# WHAT IS ASKED:
Copy out the entries exactly, from the first line to the last.

─── DATA EXCERPTS

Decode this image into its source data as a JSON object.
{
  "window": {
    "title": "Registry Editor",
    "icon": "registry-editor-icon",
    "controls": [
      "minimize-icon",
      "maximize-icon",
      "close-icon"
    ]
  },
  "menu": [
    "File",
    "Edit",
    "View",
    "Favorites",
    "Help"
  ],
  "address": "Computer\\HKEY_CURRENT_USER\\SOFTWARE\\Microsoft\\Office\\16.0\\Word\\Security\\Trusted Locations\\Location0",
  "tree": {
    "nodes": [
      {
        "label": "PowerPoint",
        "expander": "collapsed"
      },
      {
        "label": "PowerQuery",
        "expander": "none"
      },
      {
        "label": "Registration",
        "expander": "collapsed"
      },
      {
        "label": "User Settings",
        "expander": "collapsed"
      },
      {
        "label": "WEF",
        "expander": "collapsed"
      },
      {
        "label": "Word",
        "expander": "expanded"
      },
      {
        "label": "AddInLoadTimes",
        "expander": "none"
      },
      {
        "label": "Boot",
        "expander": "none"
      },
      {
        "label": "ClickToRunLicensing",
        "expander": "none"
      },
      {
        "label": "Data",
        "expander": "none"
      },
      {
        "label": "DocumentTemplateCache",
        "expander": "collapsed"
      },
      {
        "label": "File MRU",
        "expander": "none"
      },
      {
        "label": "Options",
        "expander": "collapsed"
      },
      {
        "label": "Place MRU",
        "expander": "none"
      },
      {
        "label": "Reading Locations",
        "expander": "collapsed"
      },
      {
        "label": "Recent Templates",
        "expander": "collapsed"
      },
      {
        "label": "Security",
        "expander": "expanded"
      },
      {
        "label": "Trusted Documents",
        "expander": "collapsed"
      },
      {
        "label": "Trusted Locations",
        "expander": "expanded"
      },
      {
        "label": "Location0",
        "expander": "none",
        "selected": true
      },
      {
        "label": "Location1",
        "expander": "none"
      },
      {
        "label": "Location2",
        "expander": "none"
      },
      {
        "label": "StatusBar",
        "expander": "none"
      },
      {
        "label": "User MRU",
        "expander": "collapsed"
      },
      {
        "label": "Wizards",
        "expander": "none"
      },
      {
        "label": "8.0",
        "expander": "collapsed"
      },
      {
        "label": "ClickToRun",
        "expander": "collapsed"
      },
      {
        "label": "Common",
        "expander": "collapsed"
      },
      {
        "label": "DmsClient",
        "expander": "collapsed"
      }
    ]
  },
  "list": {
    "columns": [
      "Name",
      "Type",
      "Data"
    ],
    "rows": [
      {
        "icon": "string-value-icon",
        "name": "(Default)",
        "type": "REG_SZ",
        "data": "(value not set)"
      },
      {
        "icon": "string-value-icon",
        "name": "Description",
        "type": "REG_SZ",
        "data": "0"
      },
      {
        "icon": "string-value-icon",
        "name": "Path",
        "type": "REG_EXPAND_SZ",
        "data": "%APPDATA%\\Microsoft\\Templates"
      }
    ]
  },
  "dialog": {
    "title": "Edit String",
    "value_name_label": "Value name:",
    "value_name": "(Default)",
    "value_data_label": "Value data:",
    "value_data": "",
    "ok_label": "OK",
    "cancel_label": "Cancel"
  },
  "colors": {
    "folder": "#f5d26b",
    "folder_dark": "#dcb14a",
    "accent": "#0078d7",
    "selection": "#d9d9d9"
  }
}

──────

# ANSWER TO THIS TASK:
Decode this image into its source data as a JSON object.
{
  "window": {
    "title": "Registry Editor",
    "icon": "registry-editor-icon",
    "controls": [
      "minimize-icon",
      "maximize-icon",
      "close-icon"
    ]
  },
  "menu": [
    "File",
    "Edit",
    "View",
    "Favorites",
    "Help"
  ],
  "address": "Computer\\HKEY_CURRENT_USER\\SOFTWARE\\Microsoft\\Office\\16.0\\Word\\Security\\Trusted Locations\\Location0",
  "tree": {
    "nodes": [
      {
        "label": "PowerPoint",
        "expander": "collapsed"
      },
      {
        "label": "PowerQuery",
        "expander": "none"
      },
      {
        "label": "Registration",
        "expander": "collapsed"
      },
      {
        "label": "User Settings",
        "expander": "collapsed"
      },
      {
        "label": "WEF",
        "expander": "collapsed"
      },
      {
        "label": "Word",
        "expander": "expanded"
      },
      {
        "label": "AddInLoadTimes",
        "expander": "none"
      },
      {
        "label": "Boot",
        "expander": "none"
      },
      {
        "label": "ClickToRunLicensing",
        "expander": "none"
      },
      {
        "label": "Data",
        "expander": "none"
      },
      {
        "label": "DocumentTemplateCache",
        "expander": "collapsed"
      },
      {
        "label": "File MRU",
        "expander": "none"
      },
      {
        "label": "Options",
        "expander": "collapsed"
      },
      {
        "label": "Place MRU",
        "expander": "none"
      },
      {
        "label": "Reading Locations",
        "expander": "collapsed"
      },
      {
        "label": "Recent Templates",
        "expander": "collapsed"
      },
      {
        "label": "Security",
        "expander": "expanded"
      },
      {
        "label": "Trusted Documents",
        "expander": "collapsed"
      },
      {
        "label": "Trusted Locations",
        "expander": "expanded"
      },
      {
        "label": "Location0",
        "expander": "none",
        "selected": true
      },
      {
        "label": "Location1",
        "expander": "none"
      },
      {
        "label": "Location2",
        "expander": "none"
      },
      {
        "label": "StatusBar",
        "expander": "none"
      },
      {
        "label": "User MRU",
        "expander": "collapsed"
      },
      {
        "label": "Wizards",
        "expander": "none"
      },
      {
        "label": "8.0",
        "expander": "collapsed"
      },
      {
        "label": "ClickToRun",
        "expander": "collapsed"
      },
      {
        "label": "Common",
        "expander": "collapsed"
      },
      {
        "label": "DmsClient",
        "expander": "collapsed"
      }
    ]
  },
  "list": {
    "columns": [
      "Name",
      "Type",
      "Data"
    ],
    "rows": [
      {
        "icon": "string-value-icon",
        "name": "(Default)",
        "type": "REG_SZ",
        "data": "(value not set)"
      },
      {
        "icon": "string-value-icon",
        "name": "Description",
        "type": "REG_SZ",
        "data": "0"
      },
      {
        "icon": "string-value-icon",
        "name": "Path",
        "type": "REG_EXPAND_SZ",
        "data": "%APPDATA%\\Microsoft\\Templates"
      }
    ]
  },
  "dialog": {
    "title": "Edit String",
    "value_name_label": "Value name:",
    "value_name": "(Default)",
    "value_data_label": "Value data:",
    "value_data": "",
    "ok_label": "OK",
    "cancel_label": "Cancel"
  },
  "colors": {
    "folder": "#f5d26b",
    "folder_dark": "#dcb14a",
    "accent": "#0078d7",
    "selection": "#d9d9d9"
  }
}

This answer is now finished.